### Dataset entries
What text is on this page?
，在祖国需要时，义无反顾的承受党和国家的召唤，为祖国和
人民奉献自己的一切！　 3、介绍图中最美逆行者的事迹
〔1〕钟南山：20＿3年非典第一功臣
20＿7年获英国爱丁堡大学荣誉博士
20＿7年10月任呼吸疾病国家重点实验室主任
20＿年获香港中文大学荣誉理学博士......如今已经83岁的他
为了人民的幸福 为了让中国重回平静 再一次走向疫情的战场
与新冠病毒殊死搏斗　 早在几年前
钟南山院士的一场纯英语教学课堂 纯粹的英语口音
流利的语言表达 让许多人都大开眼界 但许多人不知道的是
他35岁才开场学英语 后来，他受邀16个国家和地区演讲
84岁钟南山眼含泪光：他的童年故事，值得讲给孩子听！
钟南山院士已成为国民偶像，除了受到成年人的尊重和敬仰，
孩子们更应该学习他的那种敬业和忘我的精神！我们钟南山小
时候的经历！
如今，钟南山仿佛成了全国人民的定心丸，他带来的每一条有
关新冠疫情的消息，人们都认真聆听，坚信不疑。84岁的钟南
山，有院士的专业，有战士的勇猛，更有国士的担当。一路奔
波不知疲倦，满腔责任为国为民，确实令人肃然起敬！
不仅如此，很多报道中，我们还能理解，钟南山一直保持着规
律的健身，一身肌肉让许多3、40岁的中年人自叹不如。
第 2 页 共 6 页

### YOUR GOAL
Set down every record above exactly as given.

### TASK RESULT
What text is on this page?
，在祖国需要时，义无反顾的承受党和国家的召唤，为祖国和
人民奉献自己的一切！　 3、介绍图中最美逆行者的事迹
〔1〕钟南山：20＿3年非典第一功臣
20＿7年获英国爱丁堡大学荣誉博士
20＿7年10月任呼吸疾病国家重点实验室主任
20＿年获香港中文大学荣誉理学博士......如今已经83岁的他
为了人民的幸福 为了让中国重回平静 再一次走向疫情的战场
与新冠病毒殊死搏斗　 早在几年前
钟南山院士的一场纯英语教学课堂 纯粹的英语口音
流利的语言表达 让许多人都大开眼界 但许多人不知道的是
他35岁才开场学英语 后来，他受邀16个国家和地区演讲
84岁钟南山眼含泪光：他的童年故事，值得讲给孩子听！
钟南山院士已成为国民偶像，除了受到成年人的尊重和敬仰，
孩子们更应该学习他的那种敬业和忘我的精神！我们钟南山小
时候的经历！
如今，钟南山仿佛成了全国人民的定心丸，他带来的每一条有
关新冠疫情的消息，人们都认真聆听，坚信不疑。84岁的钟南
山，有院士的专业，有战士的勇猛，更有国士的担当。一路奔
波不知疲倦，满腔责任为国为民，确实令人肃然起敬！
不仅如此，很多报道中，我们还能理解，钟南山一直保持着规
律的健身，一身肌肉让许多3、40岁的中年人自叹不如。
第 2 页 共 6 页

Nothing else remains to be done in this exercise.